With the pictures omitted, write out the entries that follow exactly as they stand.

= = =

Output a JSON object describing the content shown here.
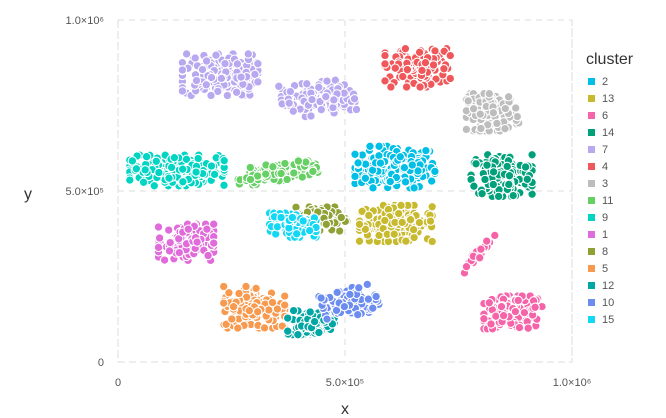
{
  "chart_data": {
    "type": "scatter",
    "xlabel": "x",
    "ylabel": "y",
    "xlim": [
      0,
      1000000
    ],
    "ylim": [
      0,
      1000000
    ],
    "x_ticks": [
      {
        "value": 0,
        "label": "0"
      },
      {
        "value": 500000,
        "label": "5.0×10⁵"
      },
      {
        "value": 1000000,
        "label": "1.0×10⁶"
      }
    ],
    "y_ticks": [
      {
        "value": 0,
        "label": "0"
      },
      {
        "value": 500000,
        "label": "5.0×10⁵"
      },
      {
        "value": 1000000,
        "label": "1.0×10⁶"
      }
    ],
    "grid": true,
    "legend": {
      "title": "cluster",
      "placement": "right"
    },
    "clusters": [
      {
        "name": "2",
        "color": "#00BFE6",
        "center": [
          610000,
          570000
        ],
        "spread": [
          55000,
          38000
        ],
        "count": 190,
        "angle": 0
      },
      {
        "name": "13",
        "color": "#C8BA2E",
        "center": [
          612000,
          405000
        ],
        "spread": [
          50000,
          33000
        ],
        "count": 170,
        "angle": 0
      },
      {
        "name": "6",
        "color": "#F564A8",
        "center": [
          870000,
          145000
        ],
        "spread": [
          40000,
          30000
        ],
        "count": 150,
        "angle": 0
      },
      {
        "name": "14",
        "color": "#00A07A",
        "center": [
          845000,
          545000
        ],
        "spread": [
          42000,
          38000
        ],
        "count": 160,
        "angle": 0
      },
      {
        "name": "7",
        "color": "#B7A8F0",
        "center": [
          225000,
          840000
        ],
        "spread": [
          52000,
          38000
        ],
        "count": 170,
        "angle": 0
      },
      {
        "name": "4",
        "color": "#F0575A",
        "center": [
          660000,
          860000
        ],
        "spread": [
          45000,
          35000
        ],
        "count": 150,
        "angle": 0
      },
      {
        "name": "3",
        "color": "#BDBDBD",
        "center": [
          825000,
          730000
        ],
        "spread": [
          36000,
          34000
        ],
        "count": 140,
        "angle": 0
      },
      {
        "name": "11",
        "color": "#67D065",
        "center": [
          350000,
          555000
        ],
        "spread": [
          55000,
          16000
        ],
        "count": 140,
        "angle": 12
      },
      {
        "name": "9",
        "color": "#00D5C4",
        "center": [
          130000,
          560000
        ],
        "spread": [
          65000,
          28000
        ],
        "count": 190,
        "angle": 0
      },
      {
        "name": "1",
        "color": "#E06BDA",
        "center": [
          150000,
          350000
        ],
        "spread": [
          38000,
          33000
        ],
        "count": 130,
        "angle": 0
      },
      {
        "name": "8",
        "color": "#8FA035",
        "center": [
          448000,
          418000
        ],
        "spread": [
          35000,
          22000
        ],
        "count": 110,
        "angle": 0
      },
      {
        "name": "5",
        "color": "#F79A4F",
        "center": [
          300000,
          160000
        ],
        "spread": [
          42000,
          38000
        ],
        "count": 180,
        "angle": 0
      },
      {
        "name": "12",
        "color": "#00A6A3",
        "center": [
          425000,
          115000
        ],
        "spread": [
          32000,
          22000
        ],
        "count": 100,
        "angle": 0
      },
      {
        "name": "10",
        "color": "#6C8CF0",
        "center": [
          510000,
          175000
        ],
        "spread": [
          38000,
          25000
        ],
        "count": 120,
        "angle": 15
      },
      {
        "name": "15",
        "color": "#13D8F5",
        "center": [
          385000,
          400000
        ],
        "spread": [
          32000,
          22000
        ],
        "count": 110,
        "angle": 0
      },
      {
        "name": "6",
        "color": "#F564A8",
        "center": [
          795000,
          320000
        ],
        "spread": [
          42000,
          6000
        ],
        "count": 30,
        "angle": 58,
        "hide_legend": true
      },
      {
        "name": "7",
        "color": "#B7A8F0",
        "center": [
          440000,
          770000
        ],
        "spread": [
          50000,
          30000
        ],
        "count": 140,
        "angle": 8,
        "hide_legend": true
      }
    ]
  }
}
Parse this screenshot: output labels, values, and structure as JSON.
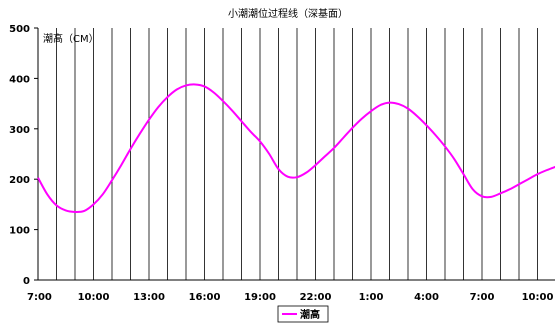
{
  "chart_data": {
    "type": "line",
    "title": "小潮潮位过程线（深基面）",
    "unit_label": "潮高（CM）",
    "y_ticks": [
      0,
      100,
      200,
      300,
      400,
      500
    ],
    "ylim": [
      0,
      500
    ],
    "x_range": [
      0,
      30
    ],
    "x_ticks": [
      {
        "x": 0,
        "label": "7:00"
      },
      {
        "x": 3,
        "label": "10:00"
      },
      {
        "x": 6,
        "label": "13:00"
      },
      {
        "x": 9,
        "label": "16:00"
      },
      {
        "x": 12,
        "label": "19:00"
      },
      {
        "x": 15,
        "label": "22:00"
      },
      {
        "x": 18,
        "label": "1:00"
      },
      {
        "x": 21,
        "label": "4:00"
      },
      {
        "x": 24,
        "label": "7:00"
      },
      {
        "x": 27,
        "label": "10:00"
      }
    ],
    "grid": "vertical-hourly",
    "legend_position": "bottom-center",
    "series": [
      {
        "name": "潮高",
        "color": "#ff00ff",
        "x": [
          0,
          0.5,
          1,
          1.5,
          2,
          2.5,
          3,
          3.5,
          4,
          4.5,
          5,
          5.5,
          6,
          6.5,
          7,
          7.5,
          8,
          8.5,
          9,
          9.5,
          10,
          10.5,
          11,
          11.5,
          12,
          12.5,
          13,
          13.5,
          14,
          14.5,
          15,
          15.5,
          16,
          16.5,
          17,
          17.5,
          18,
          18.5,
          19,
          19.5,
          20,
          20.5,
          21,
          21.5,
          22,
          22.5,
          23,
          23.5,
          24,
          24.5,
          25,
          25.5,
          26,
          26.5,
          27,
          27.5,
          28
        ],
        "values": [
          203,
          170,
          148,
          138,
          135,
          137,
          150,
          170,
          198,
          228,
          260,
          290,
          318,
          343,
          363,
          378,
          386,
          388,
          384,
          372,
          355,
          336,
          315,
          294,
          275,
          250,
          220,
          205,
          204,
          213,
          228,
          245,
          262,
          282,
          302,
          320,
          335,
          347,
          352,
          349,
          340,
          325,
          307,
          287,
          265,
          240,
          210,
          180,
          166,
          165,
          172,
          180,
          190,
          200,
          210,
          218,
          225
        ]
      }
    ]
  }
}
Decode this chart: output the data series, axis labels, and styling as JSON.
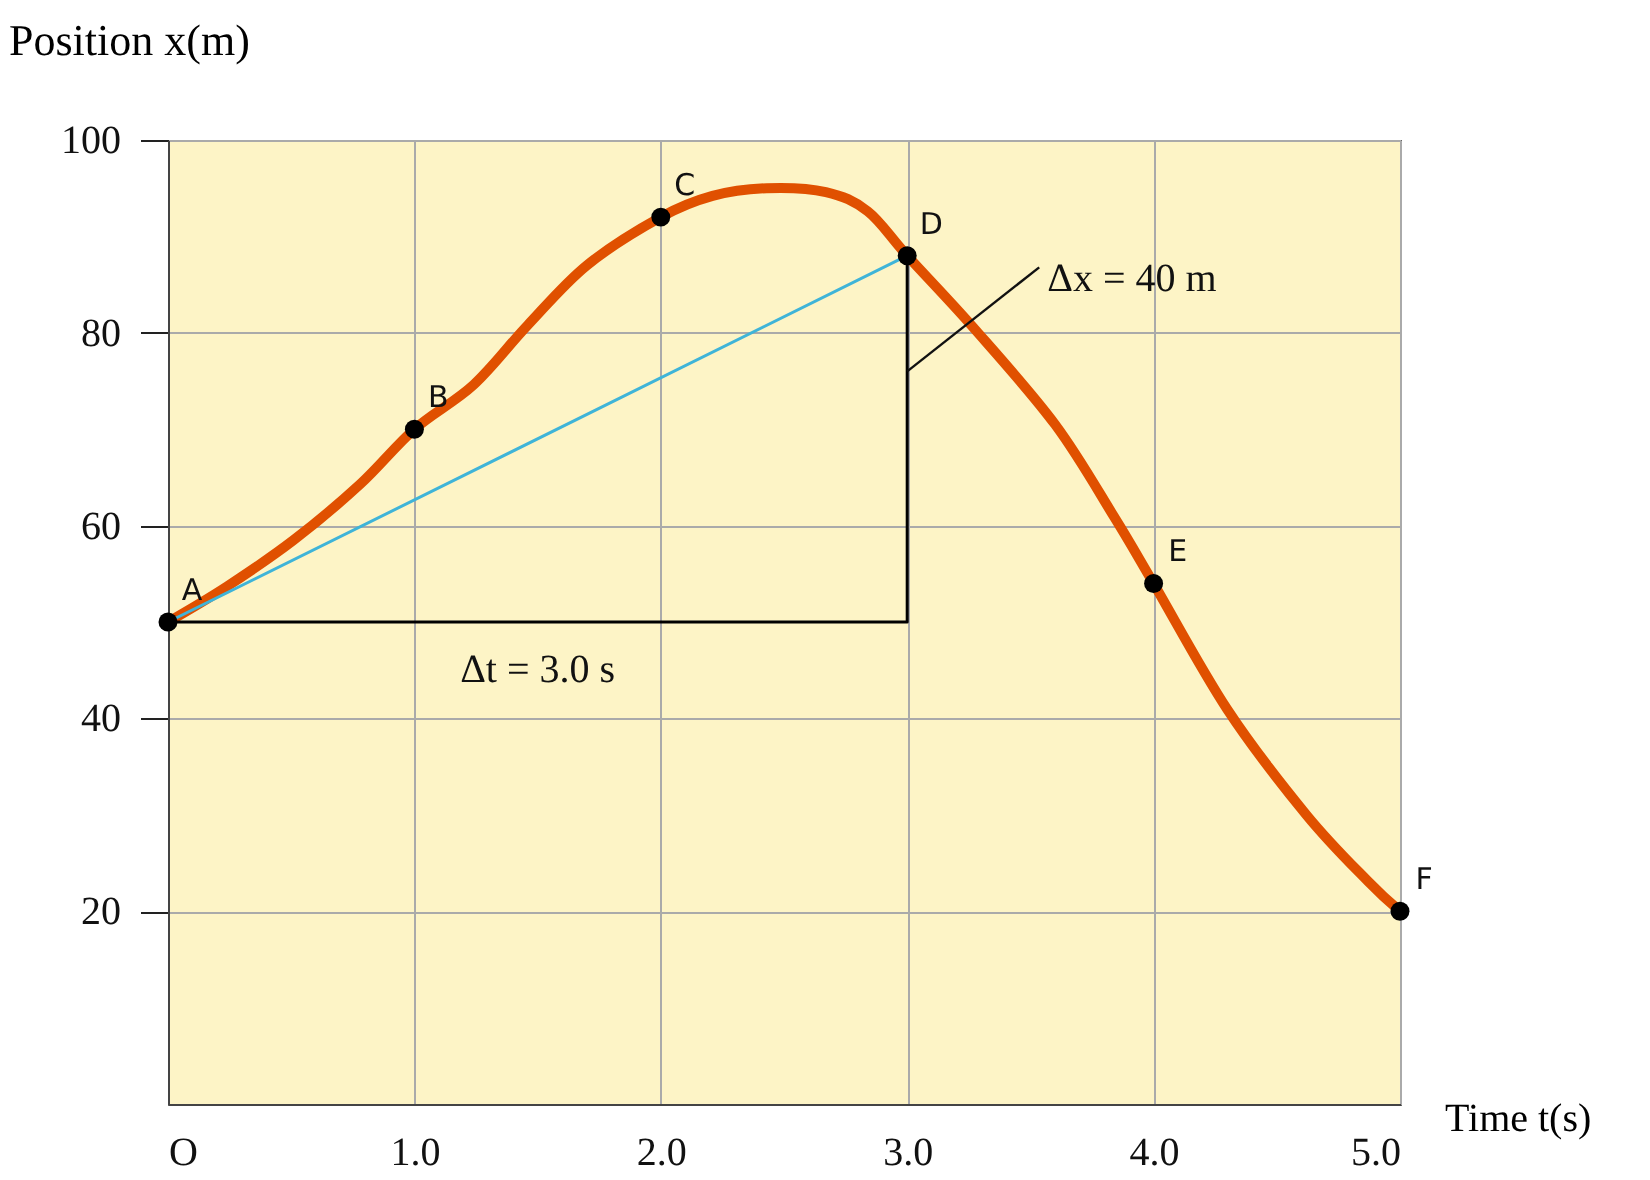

= = =

Result of the exercise
Output a JSON object describing the content shown here.
{
  "chart_data": {
    "type": "scatter",
    "xlabel": "x",
    "ylabel": "y",
    "xlim": [
      0,
      1000000
    ],
    "ylim": [
      0,
      1000000
    ],
    "x_ticks": [
      {
        "value": 0,
        "label": "0"
      },
      {
        "value": 500000,
        "label": "5.0×10⁵"
      },
      {
        "value": 1000000,
        "label": "1.0×10⁶"
      }
    ],
    "y_ticks": [
      {
        "value": 0,
        "label": "0"
      },
      {
        "value": 500000,
        "label": "5.0×10⁵"
      },
      {
        "value": 1000000,
        "label": "1.0×10⁶"
      }
    ],
    "grid": true,
    "legend": {
      "title": "cluster",
      "placement": "right"
    },
    "clusters": [
      {
        "name": "2",
        "color": "#00BFE6",
        "center": [
          610000,
          570000
        ],
        "spread": [
          55000,
          38000
        ],
        "count": 190,
        "angle": 0
      },
      {
        "name": "13",
        "color": "#C8BA2E",
        "center": [
          612000,
          405000
        ],
        "spread": [
          50000,
          33000
        ],
        "count": 170,
        "angle": 0
      },
      {
        "name": "6",
        "color": "#F564A8",
        "center": [
          870000,
          145000
        ],
        "spread": [
          40000,
          30000
        ],
        "count": 150,
        "angle": 0
      },
      {
        "name": "14",
        "color": "#00A07A",
        "center": [
          845000,
          545000
        ],
        "spread": [
          42000,
          38000
        ],
        "count": 160,
        "angle": 0
      },
      {
        "name": "7",
        "color": "#B7A8F0",
        "center": [
          225000,
          840000
        ],
        "spread": [
          52000,
          38000
        ],
        "count": 170,
        "angle": 0
      },
      {
        "name": "4",
        "color": "#F0575A",
        "center": [
          660000,
          860000
        ],
        "spread": [
          45000,
          35000
        ],
        "count": 150,
        "angle": 0
      },
      {
        "name": "3",
        "color": "#BDBDBD",
        "center": [
          825000,
          730000
        ],
        "spread": [
          36000,
          34000
        ],
        "count": 140,
        "angle": 0
      },
      {
        "name": "11",
        "color": "#67D065",
        "center": [
          350000,
          555000
        ],
        "spread": [
          55000,
          16000
        ],
        "count": 140,
        "angle": 12
      },
      {
        "name": "9",
        "color": "#00D5C4",
        "center": [
          130000,
          560000
        ],
        "spread": [
          65000,
          28000
        ],
        "count": 190,
        "angle": 0
      },
      {
        "name": "1",
        "color": "#E06BDA",
        "center": [
          150000,
          350000
        ],
        "spread": [
          38000,
          33000
        ],
        "count": 130,
        "angle": 0
      },
      {
        "name": "8",
        "color": "#8FA035",
        "center": [
          448000,
          418000
        ],
        "spread": [
          35000,
          22000
        ],
        "count": 110,
        "angle": 0
      },
      {
        "name": "5",
        "color": "#F79A4F",
        "center": [
          300000,
          160000
        ],
        "spread": [
          42000,
          38000
        ],
        "count": 180,
        "angle": 0
      },
      {
        "name": "12",
        "color": "#00A6A3",
        "center": [
          425000,
          115000
        ],
        "spread": [
          32000,
          22000
        ],
        "count": 100,
        "angle": 0
      },
      {
        "name": "10",
        "color": "#6C8CF0",
        "center": [
          510000,
          175000
        ],
        "spread": [
          38000,
          25000
        ],
        "count": 120,
        "angle": 15
      },
      {
        "name": "15",
        "color": "#13D8F5",
        "center": [
          385000,
          400000
        ],
        "spread": [
          32000,
          22000
        ],
        "count": 110,
        "angle": 0
      },
      {
        "name": "6",
        "color": "#F564A8",
        "center": [
          795000,
          320000
        ],
        "spread": [
          42000,
          6000
        ],
        "count": 30,
        "angle": 58,
        "hide_legend": true
      },
      {
        "name": "7",
        "color": "#B7A8F0",
        "center": [
          440000,
          770000
        ],
        "spread": [
          50000,
          30000
        ],
        "count": 140,
        "angle": 8,
        "hide_legend": true
      }
    ]
  }
}
Parse this screenshot: output labels, values, and structure as JSON.
{
  "chart_data": {
    "type": "line",
    "title": "小潮潮位过程线（深基面）",
    "unit_label": "潮高（CM）",
    "y_ticks": [
      0,
      100,
      200,
      300,
      400,
      500
    ],
    "ylim": [
      0,
      500
    ],
    "x_range": [
      0,
      30
    ],
    "x_ticks": [
      {
        "x": 0,
        "label": "7:00"
      },
      {
        "x": 3,
        "label": "10:00"
      },
      {
        "x": 6,
        "label": "13:00"
      },
      {
        "x": 9,
        "label": "16:00"
      },
      {
        "x": 12,
        "label": "19:00"
      },
      {
        "x": 15,
        "label": "22:00"
      },
      {
        "x": 18,
        "label": "1:00"
      },
      {
        "x": 21,
        "label": "4:00"
      },
      {
        "x": 24,
        "label": "7:00"
      },
      {
        "x": 27,
        "label": "10:00"
      }
    ],
    "grid": "vertical-hourly",
    "legend_position": "bottom-center",
    "series": [
      {
        "name": "潮高",
        "color": "#ff00ff",
        "x": [
          0,
          0.5,
          1,
          1.5,
          2,
          2.5,
          3,
          3.5,
          4,
          4.5,
          5,
          5.5,
          6,
          6.5,
          7,
          7.5,
          8,
          8.5,
          9,
          9.5,
          10,
          10.5,
          11,
          11.5,
          12,
          12.5,
          13,
          13.5,
          14,
          14.5,
          15,
          15.5,
          16,
          16.5,
          17,
          17.5,
          18,
          18.5,
          19,
          19.5,
          20,
          20.5,
          21,
          21.5,
          22,
          22.5,
          23,
          23.5,
          24,
          24.5,
          25,
          25.5,
          26,
          26.5,
          27,
          27.5,
          28
        ],
        "values": [
          203,
          170,
          148,
          138,
          135,
          137,
          150,
          170,
          198,
          228,
          260,
          290,
          318,
          343,
          363,
          378,
          386,
          388,
          384,
          372,
          355,
          336,
          315,
          294,
          275,
          250,
          220,
          205,
          204,
          213,
          228,
          245,
          262,
          282,
          302,
          320,
          335,
          347,
          352,
          349,
          340,
          325,
          307,
          287,
          265,
          240,
          210,
          180,
          166,
          165,
          172,
          180,
          190,
          200,
          210,
          218,
          225
        ]
      }
    ]
  }
}
Decode this chart: output the data series, axis labels, and styling as JSON.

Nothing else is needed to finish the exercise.